>> start RECORDS FOR THE TASK

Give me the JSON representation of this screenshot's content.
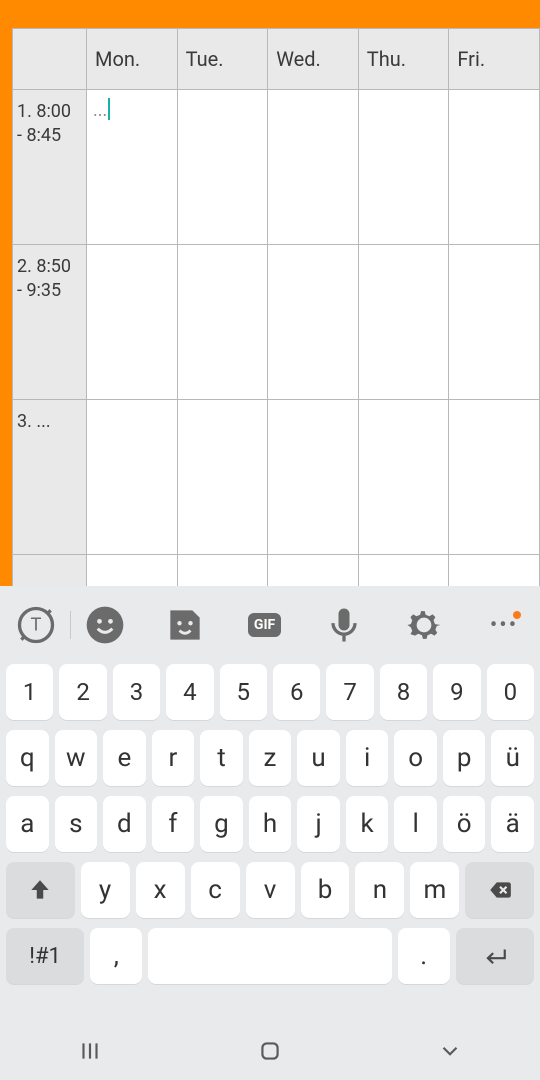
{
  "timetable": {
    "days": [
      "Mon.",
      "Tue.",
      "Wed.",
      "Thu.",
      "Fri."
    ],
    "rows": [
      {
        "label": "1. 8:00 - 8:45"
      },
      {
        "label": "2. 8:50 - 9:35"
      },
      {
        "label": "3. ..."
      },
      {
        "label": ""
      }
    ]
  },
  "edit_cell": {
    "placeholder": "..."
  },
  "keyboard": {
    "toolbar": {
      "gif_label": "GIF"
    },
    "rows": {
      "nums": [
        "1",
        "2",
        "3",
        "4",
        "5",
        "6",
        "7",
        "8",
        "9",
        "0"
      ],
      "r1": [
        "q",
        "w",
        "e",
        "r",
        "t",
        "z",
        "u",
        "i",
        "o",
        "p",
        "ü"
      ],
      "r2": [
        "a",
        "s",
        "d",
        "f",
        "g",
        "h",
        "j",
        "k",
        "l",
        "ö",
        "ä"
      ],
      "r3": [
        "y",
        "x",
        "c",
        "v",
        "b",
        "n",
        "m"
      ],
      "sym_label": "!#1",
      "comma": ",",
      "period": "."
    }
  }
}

>> end RECORDS FOR THE TASK

BRIEF: Copy all the data exactly as written, but skip any picture.

THE COMPLETED TASK:
Give me the JSON representation of this screenshot's content.
{
  "timetable": {
    "days": [
      "Mon.",
      "Tue.",
      "Wed.",
      "Thu.",
      "Fri."
    ],
    "rows": [
      {
        "label": "1. 8:00 - 8:45"
      },
      {
        "label": "2. 8:50 - 9:35"
      },
      {
        "label": "3. ..."
      },
      {
        "label": ""
      }
    ]
  },
  "edit_cell": {
    "placeholder": "..."
  },
  "keyboard": {
    "toolbar": {
      "gif_label": "GIF"
    },
    "rows": {
      "nums": [
        "1",
        "2",
        "3",
        "4",
        "5",
        "6",
        "7",
        "8",
        "9",
        "0"
      ],
      "r1": [
        "q",
        "w",
        "e",
        "r",
        "t",
        "z",
        "u",
        "i",
        "o",
        "p",
        "ü"
      ],
      "r2": [
        "a",
        "s",
        "d",
        "f",
        "g",
        "h",
        "j",
        "k",
        "l",
        "ö",
        "ä"
      ],
      "r3": [
        "y",
        "x",
        "c",
        "v",
        "b",
        "n",
        "m"
      ],
      "sym_label": "!#1",
      "comma": ",",
      "period": "."
    }
  }
}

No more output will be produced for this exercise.